• _What to do_
Return every record verbatim.
Start of Given records
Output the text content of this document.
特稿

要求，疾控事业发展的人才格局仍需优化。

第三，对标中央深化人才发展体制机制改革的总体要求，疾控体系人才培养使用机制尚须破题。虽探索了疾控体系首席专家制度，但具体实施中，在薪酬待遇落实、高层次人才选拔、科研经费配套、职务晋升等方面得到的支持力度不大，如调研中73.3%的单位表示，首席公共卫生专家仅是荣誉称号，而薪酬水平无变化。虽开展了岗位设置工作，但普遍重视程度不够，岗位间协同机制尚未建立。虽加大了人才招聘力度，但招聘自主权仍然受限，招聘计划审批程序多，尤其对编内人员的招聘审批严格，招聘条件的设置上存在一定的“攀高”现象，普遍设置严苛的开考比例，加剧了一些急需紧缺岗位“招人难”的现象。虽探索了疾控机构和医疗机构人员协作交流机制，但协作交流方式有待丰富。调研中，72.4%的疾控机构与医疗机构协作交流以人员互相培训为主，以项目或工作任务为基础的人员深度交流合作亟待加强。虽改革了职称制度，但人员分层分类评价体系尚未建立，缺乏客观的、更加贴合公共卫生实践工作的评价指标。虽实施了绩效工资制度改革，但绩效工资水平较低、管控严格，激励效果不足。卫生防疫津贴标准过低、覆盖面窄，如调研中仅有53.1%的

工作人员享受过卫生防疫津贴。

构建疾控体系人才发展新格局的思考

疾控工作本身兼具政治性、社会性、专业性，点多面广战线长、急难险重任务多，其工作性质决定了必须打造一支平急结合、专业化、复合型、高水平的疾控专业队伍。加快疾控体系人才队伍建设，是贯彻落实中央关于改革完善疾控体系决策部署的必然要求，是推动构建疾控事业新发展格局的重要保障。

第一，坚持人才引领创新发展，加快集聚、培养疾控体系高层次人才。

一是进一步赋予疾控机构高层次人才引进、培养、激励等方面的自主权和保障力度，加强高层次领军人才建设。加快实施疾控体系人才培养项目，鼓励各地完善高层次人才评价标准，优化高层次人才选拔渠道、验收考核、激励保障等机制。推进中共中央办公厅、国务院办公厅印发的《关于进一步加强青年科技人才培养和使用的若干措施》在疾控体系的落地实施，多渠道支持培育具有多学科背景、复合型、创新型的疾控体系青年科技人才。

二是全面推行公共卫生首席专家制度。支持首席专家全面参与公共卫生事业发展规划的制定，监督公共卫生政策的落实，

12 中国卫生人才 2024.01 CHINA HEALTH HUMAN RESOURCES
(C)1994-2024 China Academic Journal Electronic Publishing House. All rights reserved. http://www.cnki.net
End of Given records
• _Problem solution_
Output the text content of this document.
特稿

要求，疾控事业发展的人才格局仍需优化。

第三，对标中央深化人才发展体制机制改革的总体要求，疾控体系人才培养使用机制尚须破题。虽探索了疾控体系首席专家制度，但具体实施中，在薪酬待遇落实、高层次人才选拔、科研经费配套、职务晋升等方面得到的支持力度不大，如调研中73.3%的单位表示，首席公共卫生专家仅是荣誉称号，而薪酬水平无变化。虽开展了岗位设置工作，但普遍重视程度不够，岗位间协同机制尚未建立。虽加大了人才招聘力度，但招聘自主权仍然受限，招聘计划审批程序多，尤其对编内人员的招聘审批严格，招聘条件的设置上存在一定的“攀高”现象，普遍设置严苛的开考比例，加剧了一些急需紧缺岗位“招人难”的现象。虽探索了疾控机构和医疗机构人员协作交流机制，但协作交流方式有待丰富。调研中，72.4%的疾控机构与医疗机构协作交流以人员互相培训为主，以项目或工作任务为基础的人员深度交流合作亟待加强。虽改革了职称制度，但人员分层分类评价体系尚未建立，缺乏客观的、更加贴合公共卫生实践工作的评价指标。虽实施了绩效工资制度改革，但绩效工资水平较低、管控严格，激励效果不足。卫生防疫津贴标准过低、覆盖面窄，如调研中仅有53.1%的

工作人员享受过卫生防疫津贴。

构建疾控体系人才发展新格局的思考

疾控工作本身兼具政治性、社会性、专业性，点多面广战线长、急难险重任务多，其工作性质决定了必须打造一支平急结合、专业化、复合型、高水平的疾控专业队伍。加快疾控体系人才队伍建设，是贯彻落实中央关于改革完善疾控体系决策部署的必然要求，是推动构建疾控事业新发展格局的重要保障。

第一，坚持人才引领创新发展，加快集聚、培养疾控体系高层次人才。

一是进一步赋予疾控机构高层次人才引进、培养、激励等方面的自主权和保障力度，加强高层次领军人才建设。加快实施疾控体系人才培养项目，鼓励各地完善高层次人才评价标准，优化高层次人才选拔渠道、验收考核、激励保障等机制。推进中共中央办公厅、国务院办公厅印发的《关于进一步加强青年科技人才培养和使用的若干措施》在疾控体系的落地实施，多渠道支持培育具有多学科背景、复合型、创新型的疾控体系青年科技人才。

二是全面推行公共卫生首席专家制度。支持首席专家全面参与公共卫生事业发展规划的制定，监督公共卫生政策的落实，

12 中国卫生人才 2024.01 CHINA HEALTH HUMAN RESOURCES
(C)1994-2024 China Academic Journal Electronic Publishing House. All rights reserved. http://www.cnki.net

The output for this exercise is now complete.